PROBLEM DESCRIPTION. Take the records underneath and set them down exactly.

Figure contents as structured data
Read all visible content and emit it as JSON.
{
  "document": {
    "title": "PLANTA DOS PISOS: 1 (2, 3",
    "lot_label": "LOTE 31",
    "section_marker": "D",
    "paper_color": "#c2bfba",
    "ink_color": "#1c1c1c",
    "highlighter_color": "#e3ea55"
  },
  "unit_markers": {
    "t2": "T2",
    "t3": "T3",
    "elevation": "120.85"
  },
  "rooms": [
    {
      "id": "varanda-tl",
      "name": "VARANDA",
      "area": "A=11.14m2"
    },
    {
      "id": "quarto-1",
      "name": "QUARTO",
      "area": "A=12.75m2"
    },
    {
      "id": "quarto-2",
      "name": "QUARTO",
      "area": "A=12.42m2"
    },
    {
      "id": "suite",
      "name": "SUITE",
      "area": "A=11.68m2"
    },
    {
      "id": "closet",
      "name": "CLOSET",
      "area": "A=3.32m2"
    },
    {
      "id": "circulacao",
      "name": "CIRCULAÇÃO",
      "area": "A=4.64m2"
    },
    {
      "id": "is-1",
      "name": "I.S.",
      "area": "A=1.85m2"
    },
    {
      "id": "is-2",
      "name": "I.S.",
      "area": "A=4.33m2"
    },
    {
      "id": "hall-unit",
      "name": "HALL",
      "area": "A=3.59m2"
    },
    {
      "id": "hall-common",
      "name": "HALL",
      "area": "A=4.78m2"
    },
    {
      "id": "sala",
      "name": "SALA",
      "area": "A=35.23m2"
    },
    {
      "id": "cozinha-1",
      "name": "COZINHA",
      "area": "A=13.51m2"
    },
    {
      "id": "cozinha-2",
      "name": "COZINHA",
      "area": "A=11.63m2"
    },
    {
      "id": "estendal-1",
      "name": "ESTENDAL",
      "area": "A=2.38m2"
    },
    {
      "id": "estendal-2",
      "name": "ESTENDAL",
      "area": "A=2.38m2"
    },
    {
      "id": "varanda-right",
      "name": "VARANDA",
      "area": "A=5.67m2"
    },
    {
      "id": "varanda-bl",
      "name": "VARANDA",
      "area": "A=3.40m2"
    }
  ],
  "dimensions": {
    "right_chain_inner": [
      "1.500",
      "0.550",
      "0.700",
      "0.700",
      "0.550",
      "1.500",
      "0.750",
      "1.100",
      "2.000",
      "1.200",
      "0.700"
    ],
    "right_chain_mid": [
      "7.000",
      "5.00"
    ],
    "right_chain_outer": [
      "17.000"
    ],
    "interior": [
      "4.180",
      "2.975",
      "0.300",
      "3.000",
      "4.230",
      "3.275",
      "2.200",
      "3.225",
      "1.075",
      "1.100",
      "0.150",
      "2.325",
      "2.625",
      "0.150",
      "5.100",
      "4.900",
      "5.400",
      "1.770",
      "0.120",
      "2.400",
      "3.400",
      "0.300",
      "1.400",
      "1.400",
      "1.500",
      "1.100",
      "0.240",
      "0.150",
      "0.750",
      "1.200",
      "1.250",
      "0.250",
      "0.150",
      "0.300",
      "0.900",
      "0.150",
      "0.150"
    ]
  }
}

FINISHED EXERCISE.
Read all visible content and emit it as JSON.
{
  "document": {
    "title": "PLANTA DOS PISOS: 1 (2, 3",
    "lot_label": "LOTE 31",
    "section_marker": "D",
    "paper_color": "#c2bfba",
    "ink_color": "#1c1c1c",
    "highlighter_color": "#e3ea55"
  },
  "unit_markers": {
    "t2": "T2",
    "t3": "T3",
    "elevation": "120.85"
  },
  "rooms": [
    {
      "id": "varanda-tl",
      "name": "VARANDA",
      "area": "A=11.14m2"
    },
    {
      "id": "quarto-1",
      "name": "QUARTO",
      "area": "A=12.75m2"
    },
    {
      "id": "quarto-2",
      "name": "QUARTO",
      "area": "A=12.42m2"
    },
    {
      "id": "suite",
      "name": "SUITE",
      "area": "A=11.68m2"
    },
    {
      "id": "closet",
      "name": "CLOSET",
      "area": "A=3.32m2"
    },
    {
      "id": "circulacao",
      "name": "CIRCULAÇÃO",
      "area": "A=4.64m2"
    },
    {
      "id": "is-1",
      "name": "I.S.",
      "area": "A=1.85m2"
    },
    {
      "id": "is-2",
      "name": "I.S.",
      "area": "A=4.33m2"
    },
    {
      "id": "hall-unit",
      "name": "HALL",
      "area": "A=3.59m2"
    },
    {
      "id": "hall-common",
      "name": "HALL",
      "area": "A=4.78m2"
    },
    {
      "id": "sala",
      "name": "SALA",
      "area": "A=35.23m2"
    },
    {
      "id": "cozinha-1",
      "name": "COZINHA",
      "area": "A=13.51m2"
    },
    {
      "id": "cozinha-2",
      "name": "COZINHA",
      "area": "A=11.63m2"
    },
    {
      "id": "estendal-1",
      "name": "ESTENDAL",
      "area": "A=2.38m2"
    },
    {
      "id": "estendal-2",
      "name": "ESTENDAL",
      "area": "A=2.38m2"
    },
    {
      "id": "varanda-right",
      "name": "VARANDA",
      "area": "A=5.67m2"
    },
    {
      "id": "varanda-bl",
      "name": "VARANDA",
      "area": "A=3.40m2"
    }
  ],
  "dimensions": {
    "right_chain_inner": [
      "1.500",
      "0.550",
      "0.700",
      "0.700",
      "0.550",
      "1.500",
      "0.750",
      "1.100",
      "2.000",
      "1.200",
      "0.700"
    ],
    "right_chain_mid": [
      "7.000",
      "5.00"
    ],
    "right_chain_outer": [
      "17.000"
    ],
    "interior": [
      "4.180",
      "2.975",
      "0.300",
      "3.000",
      "4.230",
      "3.275",
      "2.200",
      "3.225",
      "1.075",
      "1.100",
      "0.150",
      "2.325",
      "2.625",
      "0.150",
      "5.100",
      "4.900",
      "5.400",
      "1.770",
      "0.120",
      "2.400",
      "3.400",
      "0.300",
      "1.400",
      "1.400",
      "1.500",
      "1.100",
      "0.240",
      "0.150",
      "0.750",
      "1.200",
      "1.250",
      "0.250",
      "0.150",
      "0.300",
      "0.900",
      "0.150",
      "0.150"
    ]
  }
}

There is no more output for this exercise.